Look for "this" in the listing below. Gather each line that contains it.
* BEGIN Supplied material *
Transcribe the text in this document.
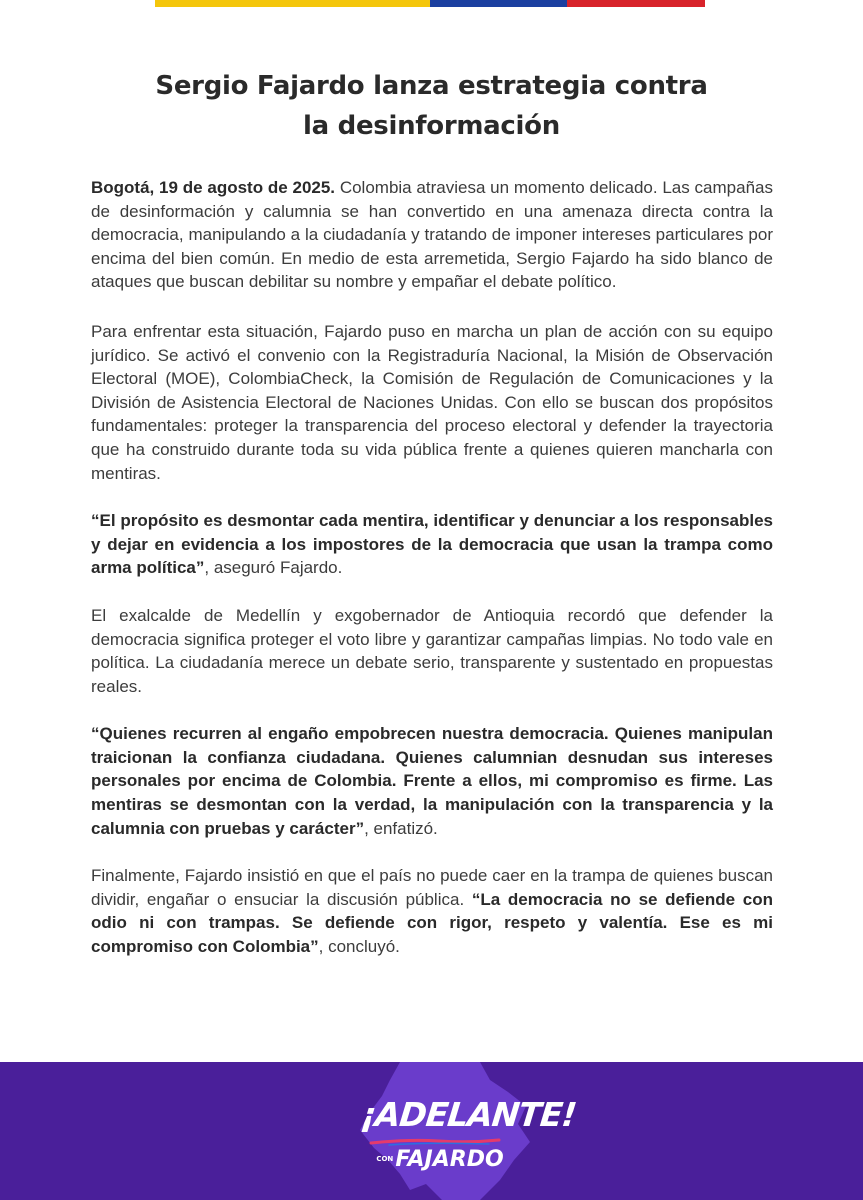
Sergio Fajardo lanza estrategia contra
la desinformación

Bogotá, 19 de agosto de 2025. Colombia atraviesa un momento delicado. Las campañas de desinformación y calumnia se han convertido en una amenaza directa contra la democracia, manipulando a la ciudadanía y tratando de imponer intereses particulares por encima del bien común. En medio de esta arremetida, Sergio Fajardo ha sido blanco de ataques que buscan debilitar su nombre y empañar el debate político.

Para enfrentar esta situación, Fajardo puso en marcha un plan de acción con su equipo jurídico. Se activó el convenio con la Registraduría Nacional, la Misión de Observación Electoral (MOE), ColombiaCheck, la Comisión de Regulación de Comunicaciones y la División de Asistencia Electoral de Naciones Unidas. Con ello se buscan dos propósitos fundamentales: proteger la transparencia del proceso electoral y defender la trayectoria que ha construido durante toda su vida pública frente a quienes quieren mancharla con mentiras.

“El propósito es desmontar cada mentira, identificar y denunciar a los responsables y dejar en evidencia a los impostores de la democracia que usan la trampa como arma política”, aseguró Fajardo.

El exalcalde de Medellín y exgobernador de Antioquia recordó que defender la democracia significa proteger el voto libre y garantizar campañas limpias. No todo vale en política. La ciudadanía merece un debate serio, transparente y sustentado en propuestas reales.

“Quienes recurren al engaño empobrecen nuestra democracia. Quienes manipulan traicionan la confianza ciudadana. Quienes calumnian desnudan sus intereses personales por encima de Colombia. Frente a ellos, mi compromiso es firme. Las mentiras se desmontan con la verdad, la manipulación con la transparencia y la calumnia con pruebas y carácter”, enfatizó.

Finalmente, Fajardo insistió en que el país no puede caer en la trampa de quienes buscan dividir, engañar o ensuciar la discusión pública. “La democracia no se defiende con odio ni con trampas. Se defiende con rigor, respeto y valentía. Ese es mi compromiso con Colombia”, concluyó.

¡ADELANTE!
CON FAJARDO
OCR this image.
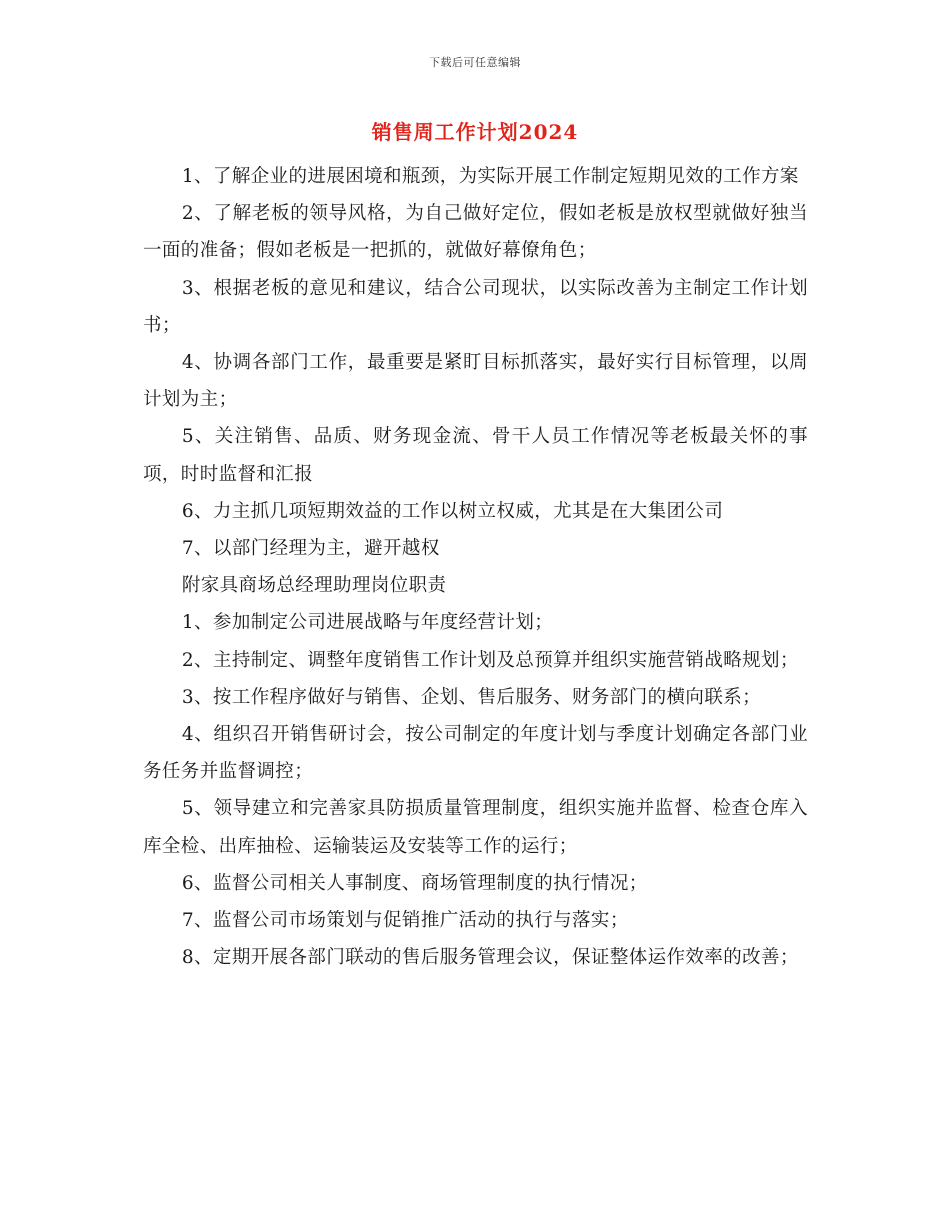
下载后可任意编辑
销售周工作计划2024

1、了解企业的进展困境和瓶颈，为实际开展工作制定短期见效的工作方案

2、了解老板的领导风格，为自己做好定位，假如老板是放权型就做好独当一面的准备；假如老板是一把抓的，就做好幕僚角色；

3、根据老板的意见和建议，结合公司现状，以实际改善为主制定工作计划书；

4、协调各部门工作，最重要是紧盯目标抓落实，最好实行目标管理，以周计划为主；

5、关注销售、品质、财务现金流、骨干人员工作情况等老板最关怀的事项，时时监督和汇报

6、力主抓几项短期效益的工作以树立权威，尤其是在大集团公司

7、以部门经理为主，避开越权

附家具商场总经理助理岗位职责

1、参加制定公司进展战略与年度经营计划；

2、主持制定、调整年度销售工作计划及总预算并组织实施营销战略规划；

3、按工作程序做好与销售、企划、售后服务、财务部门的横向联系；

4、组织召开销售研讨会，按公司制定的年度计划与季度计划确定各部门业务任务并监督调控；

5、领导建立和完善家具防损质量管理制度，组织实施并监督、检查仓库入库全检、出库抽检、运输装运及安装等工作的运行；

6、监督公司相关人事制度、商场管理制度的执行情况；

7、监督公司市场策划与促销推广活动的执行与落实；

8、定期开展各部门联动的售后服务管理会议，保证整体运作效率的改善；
* END Supplied material *
#### [Task answer]
Transcribe the text in this document.
OCR this image.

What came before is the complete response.